**DIRECTION**
A line counts if it contains the word "name" at least once. State how many such lines the records contain, giving the number alone.

**Source data**

§

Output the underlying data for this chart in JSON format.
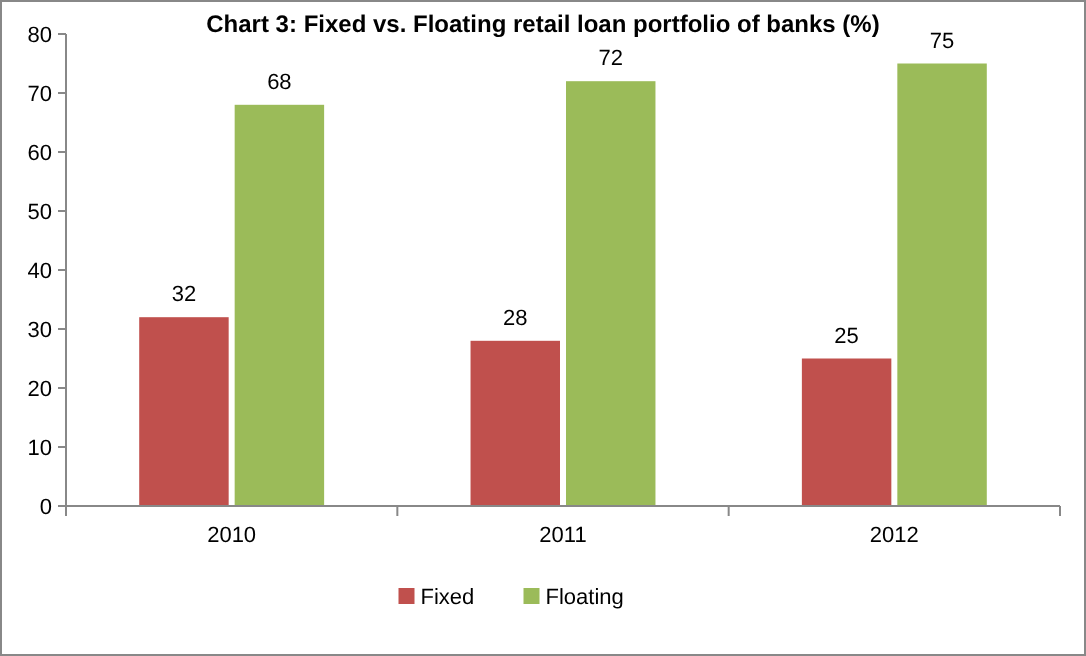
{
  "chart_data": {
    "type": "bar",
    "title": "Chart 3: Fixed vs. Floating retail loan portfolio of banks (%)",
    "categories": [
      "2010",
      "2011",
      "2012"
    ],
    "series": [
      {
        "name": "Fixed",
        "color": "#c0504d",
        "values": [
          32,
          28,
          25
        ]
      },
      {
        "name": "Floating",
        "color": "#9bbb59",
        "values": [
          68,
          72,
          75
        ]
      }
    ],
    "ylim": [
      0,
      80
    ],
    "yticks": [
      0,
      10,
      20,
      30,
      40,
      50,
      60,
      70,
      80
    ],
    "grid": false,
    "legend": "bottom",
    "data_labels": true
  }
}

§

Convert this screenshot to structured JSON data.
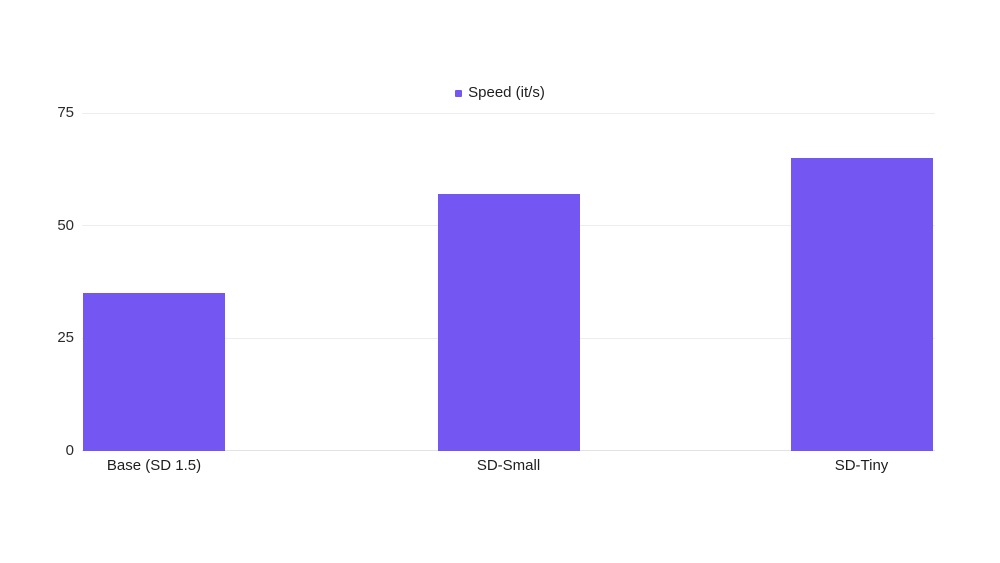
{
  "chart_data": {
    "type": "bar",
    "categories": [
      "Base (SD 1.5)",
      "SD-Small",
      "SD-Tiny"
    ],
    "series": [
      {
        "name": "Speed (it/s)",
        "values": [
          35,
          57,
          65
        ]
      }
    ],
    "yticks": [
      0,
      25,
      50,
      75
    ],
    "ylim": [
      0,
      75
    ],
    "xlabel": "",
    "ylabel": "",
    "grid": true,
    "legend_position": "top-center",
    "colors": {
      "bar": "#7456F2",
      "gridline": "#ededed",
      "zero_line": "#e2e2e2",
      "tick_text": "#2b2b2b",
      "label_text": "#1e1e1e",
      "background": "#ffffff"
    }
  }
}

§

**REPLY**
3